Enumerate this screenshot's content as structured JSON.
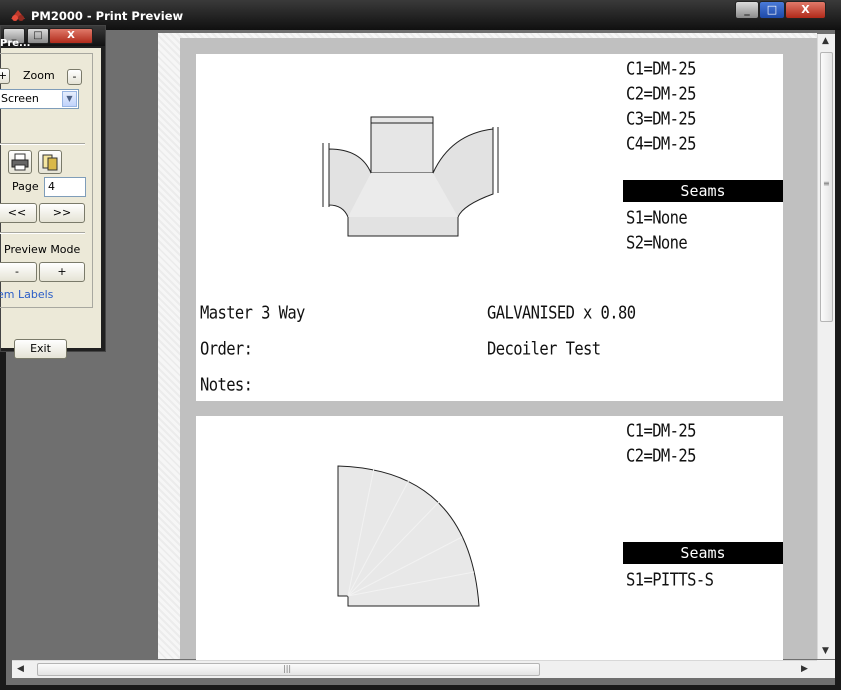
{
  "window": {
    "title": "PM2000 - Print Preview",
    "min_label": "_",
    "max_label": "□",
    "close_label": "X"
  },
  "panel": {
    "title": "Pre...",
    "min_label": "_",
    "max_label": "□",
    "close_label": "X",
    "zoom_in_label": "+",
    "zoom_label": "Zoom",
    "zoom_out_label": "-",
    "zoom_value": "Screen",
    "page_label": "Page",
    "page_value": "4",
    "prev_label": "<<",
    "next_label": ">>",
    "preview_mode_label": "Preview Mode",
    "mode_minus_label": "-",
    "mode_plus_label": "+",
    "element_labels_link": "em Labels",
    "exit_label": "Exit"
  },
  "pages": [
    {
      "connectors": [
        "C1=DM-25",
        "C2=DM-25",
        "C3=DM-25",
        "C4=DM-25"
      ],
      "seams_header": "Seams",
      "seams": [
        "S1=None",
        "S2=None"
      ],
      "item_name": "Master 3 Way",
      "material": "GALVANISED x 0.80",
      "order_label": "Order:",
      "order_value": "Decoiler Test",
      "notes_label": "Notes:"
    },
    {
      "connectors": [
        "C1=DM-25",
        "C2=DM-25"
      ],
      "seams_header": "Seams",
      "seams": [
        "S1=PITTS-S"
      ]
    }
  ],
  "colors": {
    "accent_blue": "#2a5dc7",
    "seams_bar": "#000000",
    "close_red": "#c0392b"
  }
}
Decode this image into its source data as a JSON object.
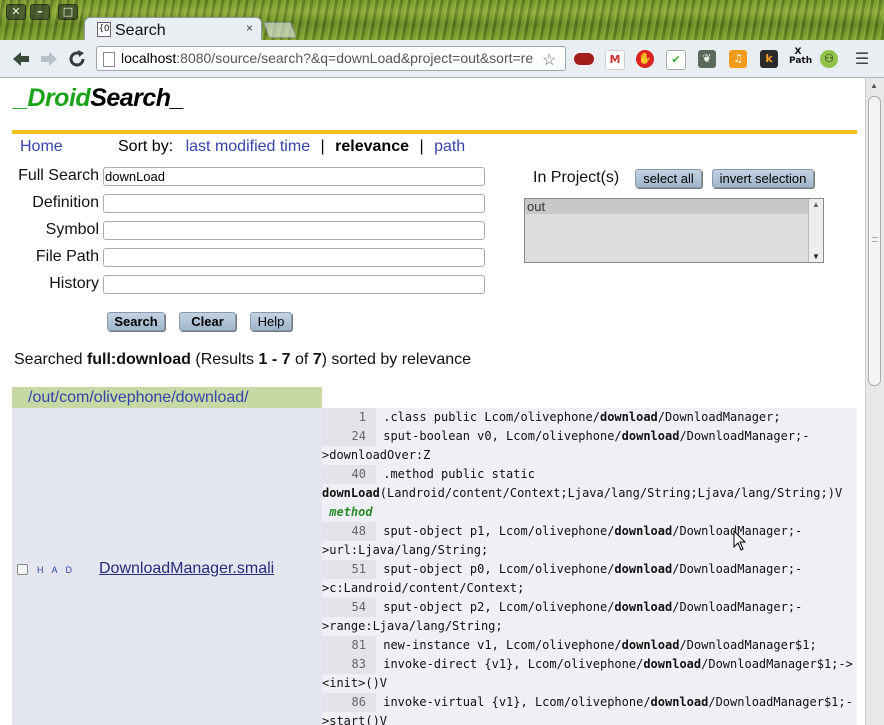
{
  "browser": {
    "tab_title": "Search",
    "favicon_text": "{O",
    "tab_close": "×",
    "url_host": "localhost",
    "url_rest": ":8080/source/search?&q=downLoad&project=out&sort=re",
    "window_buttons": [
      "✕",
      "–",
      "□"
    ],
    "extensions": [
      "onetab-icon",
      "gmail-icon",
      "adblock-icon",
      "todo-icon",
      "evernote-icon",
      "music-icon",
      "k-icon",
      "xpath-icon",
      "tripadvisor-icon"
    ],
    "ext_labels": {
      "xpath": "X\nPath",
      "k": "k"
    }
  },
  "logo": {
    "prefix": "_Droid",
    "suffix": "Search_"
  },
  "nav": {
    "home": "Home",
    "sort_by": "Sort by:",
    "last_modified": "last modified time",
    "sep": "|",
    "relevance": "relevance",
    "path": "path"
  },
  "form": {
    "full_search_label": "Full Search",
    "full_search_value": "downLoad",
    "definition_label": "Definition",
    "symbol_label": "Symbol",
    "file_path_label": "File Path",
    "history_label": "History",
    "search_btn": "Search",
    "clear_btn": "Clear",
    "help_btn": "Help",
    "in_projects_label": "In Project(s)",
    "select_all_btn": "select all",
    "invert_selection_btn": "invert selection",
    "project_options": [
      "out"
    ]
  },
  "summary": {
    "prefix": "Searched ",
    "query": "full:download",
    "results_open": " (Results ",
    "range": "1 - 7",
    "of": " of ",
    "total": "7",
    "results_close": ") sorted by relevance"
  },
  "results": {
    "directory": "/out/com/olivephone/download/",
    "file": "DownloadManager.smali",
    "file_links": "H A D",
    "lines": [
      {
        "ln": "1",
        "pre": ".class public Lcom/olivephone/",
        "hit": "download",
        "post": "/DownloadManager;"
      },
      {
        "ln": "24",
        "pre": "sput-boolean v0, Lcom/olivephone/",
        "hit": "download",
        "post": "/DownloadManager;-"
      },
      {
        "ln": "",
        "pre": ">downloadOver:Z",
        "hit": "",
        "post": ""
      },
      {
        "ln": "40",
        "pre": ".method public static",
        "hit": "",
        "post": ""
      },
      {
        "ln": "",
        "pre": "",
        "hit": "downLoad",
        "post": "(Landroid/content/Context;Ljava/lang/String;Ljava/lang/String;)V"
      },
      {
        "ln": "",
        "pre": "",
        "hit": "",
        "post": "",
        "tag": "method"
      },
      {
        "ln": "48",
        "pre": "sput-object p1, Lcom/olivephone/",
        "hit": "download",
        "post": "/DownloadManager;-"
      },
      {
        "ln": "",
        "pre": ">url:Ljava/lang/String;",
        "hit": "",
        "post": ""
      },
      {
        "ln": "51",
        "pre": "sput-object p0, Lcom/olivephone/",
        "hit": "download",
        "post": "/DownloadManager;-"
      },
      {
        "ln": "",
        "pre": ">c:Landroid/content/Context;",
        "hit": "",
        "post": ""
      },
      {
        "ln": "54",
        "pre": "sput-object p2, Lcom/olivephone/",
        "hit": "download",
        "post": "/DownloadManager;-"
      },
      {
        "ln": "",
        "pre": ">range:Ljava/lang/String;",
        "hit": "",
        "post": ""
      },
      {
        "ln": "81",
        "pre": "new-instance v1, Lcom/olivephone/",
        "hit": "download",
        "post": "/DownloadManager$1;"
      },
      {
        "ln": "83",
        "pre": "invoke-direct {v1}, Lcom/olivephone/",
        "hit": "download",
        "post": "/DownloadManager$1;->"
      },
      {
        "ln": "",
        "pre": "<init>()V",
        "hit": "",
        "post": ""
      },
      {
        "ln": "86",
        "pre": "invoke-virtual {v1}, Lcom/olivephone/",
        "hit": "download",
        "post": "/DownloadManager$1;-"
      },
      {
        "ln": "",
        "pre": ">start()V",
        "hit": "",
        "post": ""
      }
    ]
  },
  "colors": {
    "logo_green": "#1aa31a",
    "rule_yellow": "#f5c21b",
    "dir_bg": "#c6d8a4",
    "link": "#3344aa"
  }
}
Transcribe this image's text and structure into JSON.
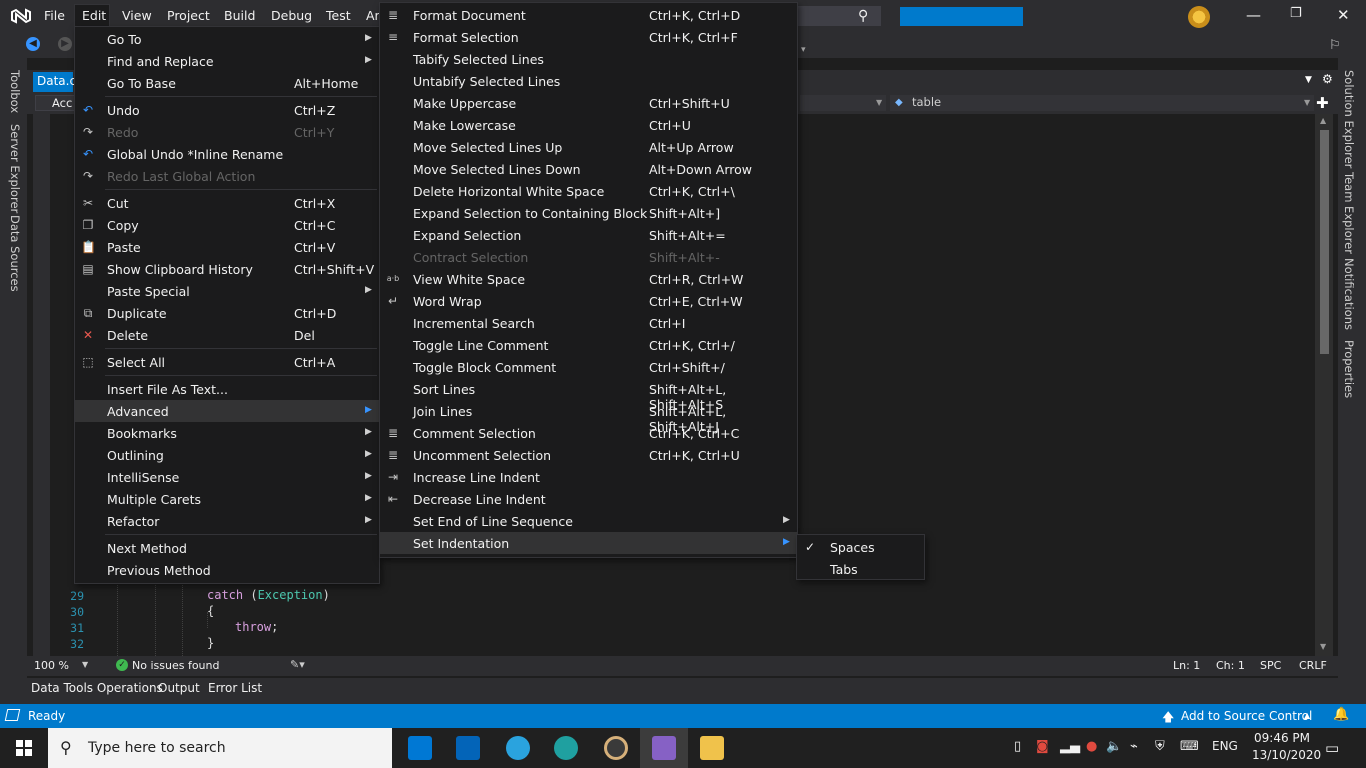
{
  "menubar": {
    "items": [
      "File",
      "Edit",
      "View",
      "Project",
      "Build",
      "Debug",
      "Test",
      "Ar"
    ]
  },
  "document": {
    "tab": "Data.cs",
    "nav_left": "Acc",
    "nav_right": "table"
  },
  "side_tabs_left": [
    "Toolbox",
    "Server Explorer",
    "Data Sources"
  ],
  "side_tabs_right": [
    "Solution Explorer",
    "Team Explorer",
    "Notifications",
    "Properties"
  ],
  "code": {
    "lines": [
      {
        "num": "29",
        "text_kw": "catch",
        "text_mid": " (",
        "text_ty": "Exception",
        "text_end": ")"
      },
      {
        "num": "30",
        "text": "{"
      },
      {
        "num": "31",
        "text_kw": "throw",
        "text_end": ";"
      },
      {
        "num": "32",
        "text": "}"
      }
    ]
  },
  "editor_status": {
    "zoom": "100 %",
    "issues": "No issues found",
    "ln": "Ln: 1",
    "ch": "Ch: 1",
    "spc": "SPC",
    "crlf": "CRLF"
  },
  "bottom_tabs": [
    "Data Tools Operations",
    "Output",
    "Error List"
  ],
  "statusbar": {
    "ready": "Ready",
    "source_control": "Add to Source Control"
  },
  "taskbar": {
    "search_placeholder": "Type here to search",
    "lang": "ENG",
    "time": "09:46 PM",
    "date": "13/10/2020"
  },
  "edit_menu": [
    {
      "label": "Go To",
      "shortcut": "",
      "submenu": true
    },
    {
      "label": "Find and Replace",
      "shortcut": "",
      "submenu": true
    },
    {
      "label": "Go To Base",
      "shortcut": "Alt+Home"
    },
    {
      "sep": true
    },
    {
      "label": "Undo",
      "shortcut": "Ctrl+Z",
      "icon": "undo-icon"
    },
    {
      "label": "Redo",
      "shortcut": "Ctrl+Y",
      "icon": "redo-icon",
      "disabled": true
    },
    {
      "label": "Global Undo *Inline Rename",
      "shortcut": "",
      "icon": "undo-icon"
    },
    {
      "label": "Redo Last Global Action",
      "shortcut": "",
      "icon": "redo-icon",
      "disabled": true
    },
    {
      "sep": true
    },
    {
      "label": "Cut",
      "shortcut": "Ctrl+X",
      "icon": "scissors-icon"
    },
    {
      "label": "Copy",
      "shortcut": "Ctrl+C",
      "icon": "copy-icon"
    },
    {
      "label": "Paste",
      "shortcut": "Ctrl+V",
      "icon": "paste-icon"
    },
    {
      "label": "Show Clipboard History",
      "shortcut": "Ctrl+Shift+V",
      "icon": "clipboard-history-icon"
    },
    {
      "label": "Paste Special",
      "shortcut": "",
      "submenu": true
    },
    {
      "label": "Duplicate",
      "shortcut": "Ctrl+D",
      "icon": "duplicate-icon"
    },
    {
      "label": "Delete",
      "shortcut": "Del",
      "icon": "delete-icon"
    },
    {
      "sep": true
    },
    {
      "label": "Select All",
      "shortcut": "Ctrl+A",
      "icon": "select-all-icon"
    },
    {
      "sep": true
    },
    {
      "label": "Insert File As Text...",
      "shortcut": ""
    },
    {
      "label": "Advanced",
      "shortcut": "",
      "submenu": true,
      "highlight": true
    },
    {
      "label": "Bookmarks",
      "shortcut": "",
      "submenu": true
    },
    {
      "label": "Outlining",
      "shortcut": "",
      "submenu": true
    },
    {
      "label": "IntelliSense",
      "shortcut": "",
      "submenu": true
    },
    {
      "label": "Multiple Carets",
      "shortcut": "",
      "submenu": true
    },
    {
      "label": "Refactor",
      "shortcut": "",
      "submenu": true
    },
    {
      "sep": true
    },
    {
      "label": "Next Method",
      "shortcut": ""
    },
    {
      "label": "Previous Method",
      "shortcut": ""
    }
  ],
  "advanced_menu": [
    {
      "label": "Format Document",
      "shortcut": "Ctrl+K, Ctrl+D",
      "icon": "format-document-icon"
    },
    {
      "label": "Format Selection",
      "shortcut": "Ctrl+K, Ctrl+F",
      "icon": "format-selection-icon"
    },
    {
      "label": "Tabify Selected Lines",
      "shortcut": ""
    },
    {
      "label": "Untabify Selected Lines",
      "shortcut": ""
    },
    {
      "label": "Make Uppercase",
      "shortcut": "Ctrl+Shift+U"
    },
    {
      "label": "Make Lowercase",
      "shortcut": "Ctrl+U"
    },
    {
      "label": "Move Selected Lines Up",
      "shortcut": "Alt+Up Arrow"
    },
    {
      "label": "Move Selected Lines Down",
      "shortcut": "Alt+Down Arrow"
    },
    {
      "label": "Delete Horizontal White Space",
      "shortcut": "Ctrl+K, Ctrl+\\"
    },
    {
      "label": "Expand Selection to Containing Block",
      "shortcut": "Shift+Alt+]"
    },
    {
      "label": "Expand Selection",
      "shortcut": "Shift+Alt+="
    },
    {
      "label": "Contract Selection",
      "shortcut": "Shift+Alt+-",
      "disabled": true
    },
    {
      "label": "View White Space",
      "shortcut": "Ctrl+R, Ctrl+W",
      "icon": "white-space-icon"
    },
    {
      "label": "Word Wrap",
      "shortcut": "Ctrl+E, Ctrl+W",
      "icon": "word-wrap-icon"
    },
    {
      "label": "Incremental Search",
      "shortcut": "Ctrl+I"
    },
    {
      "label": "Toggle Line Comment",
      "shortcut": "Ctrl+K, Ctrl+/"
    },
    {
      "label": "Toggle Block Comment",
      "shortcut": "Ctrl+Shift+/"
    },
    {
      "label": "Sort Lines",
      "shortcut": "Shift+Alt+L, Shift+Alt+S"
    },
    {
      "label": "Join Lines",
      "shortcut": "Shift+Alt+L, Shift+Alt+J"
    },
    {
      "label": "Comment Selection",
      "shortcut": "Ctrl+K, Ctrl+C",
      "icon": "comment-icon"
    },
    {
      "label": "Uncomment Selection",
      "shortcut": "Ctrl+K, Ctrl+U",
      "icon": "uncomment-icon"
    },
    {
      "label": "Increase Line Indent",
      "shortcut": "",
      "icon": "indent-icon"
    },
    {
      "label": "Decrease Line Indent",
      "shortcut": "",
      "icon": "outdent-icon"
    },
    {
      "label": "Set End of Line Sequence",
      "shortcut": "",
      "submenu": true
    },
    {
      "label": "Set Indentation",
      "shortcut": "",
      "submenu": true,
      "highlight": true
    }
  ],
  "indent_menu": [
    {
      "label": "Spaces",
      "checked": true
    },
    {
      "label": "Tabs",
      "checked": false
    }
  ]
}
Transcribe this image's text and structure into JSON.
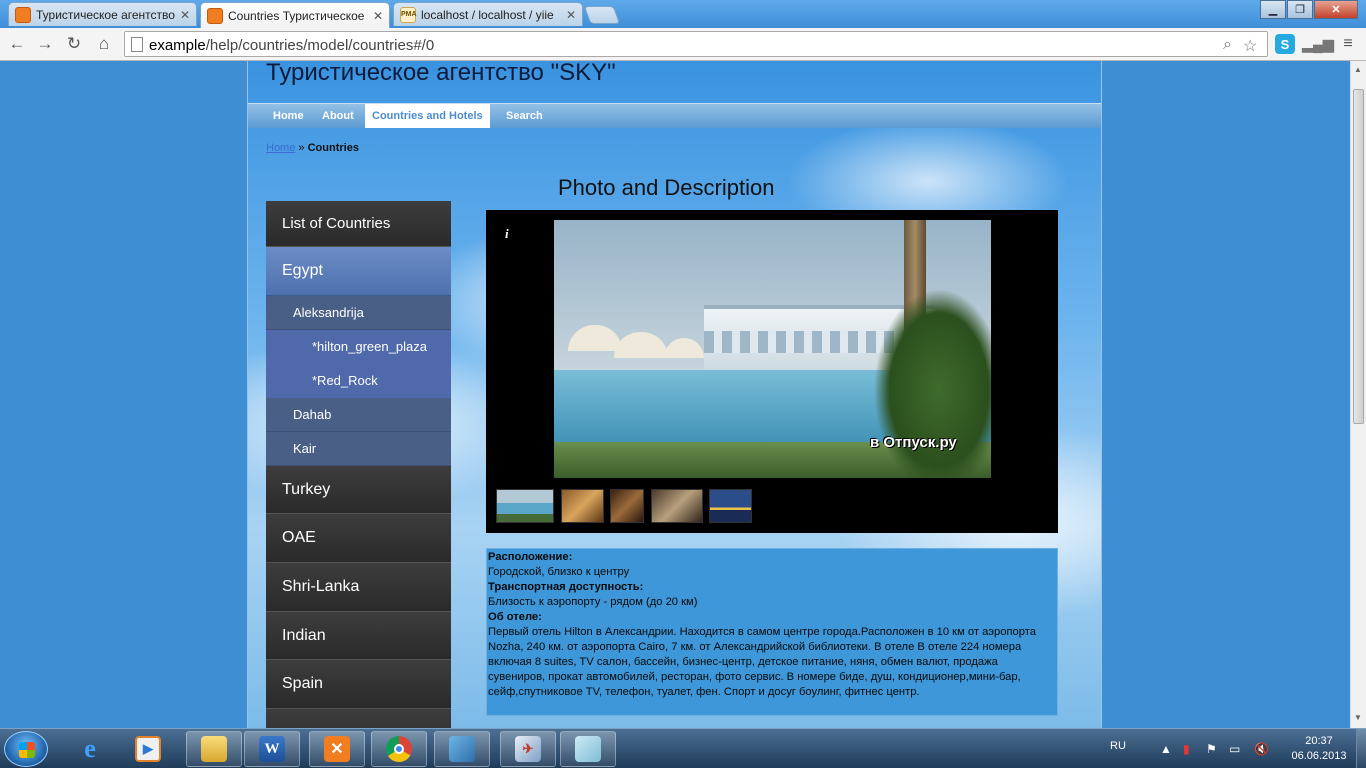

::::::::

SET TASK> Search the data for the string "Expand" and copy each line where it appears.

WRITTEN ANSWER>
      "label": "Expand Selection to Containing Block",
      "label": "Expand Selection",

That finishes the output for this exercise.